## [Input]

— begin —

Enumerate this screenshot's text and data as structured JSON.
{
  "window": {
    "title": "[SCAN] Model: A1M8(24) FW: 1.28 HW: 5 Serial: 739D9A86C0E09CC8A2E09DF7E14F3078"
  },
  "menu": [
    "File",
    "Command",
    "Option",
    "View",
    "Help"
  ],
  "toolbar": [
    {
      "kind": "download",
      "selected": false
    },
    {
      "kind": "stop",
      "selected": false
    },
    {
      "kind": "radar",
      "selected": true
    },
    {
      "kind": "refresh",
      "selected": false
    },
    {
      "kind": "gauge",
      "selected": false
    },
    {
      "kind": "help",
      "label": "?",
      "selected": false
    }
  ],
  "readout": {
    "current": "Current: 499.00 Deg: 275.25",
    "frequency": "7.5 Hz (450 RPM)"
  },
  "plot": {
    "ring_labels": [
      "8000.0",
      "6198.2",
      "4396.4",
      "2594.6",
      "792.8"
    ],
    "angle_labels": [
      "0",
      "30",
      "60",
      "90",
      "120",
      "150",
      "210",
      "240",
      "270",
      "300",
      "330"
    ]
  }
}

— end —

## [Stated task]
Track down all lines above with the string "kind" and copy them.

## [Task response]
      "kind": "download",
      "kind": "stop",
      "kind": "radar",
      "kind": "refresh",
      "kind": "gauge",
      "kind": "help",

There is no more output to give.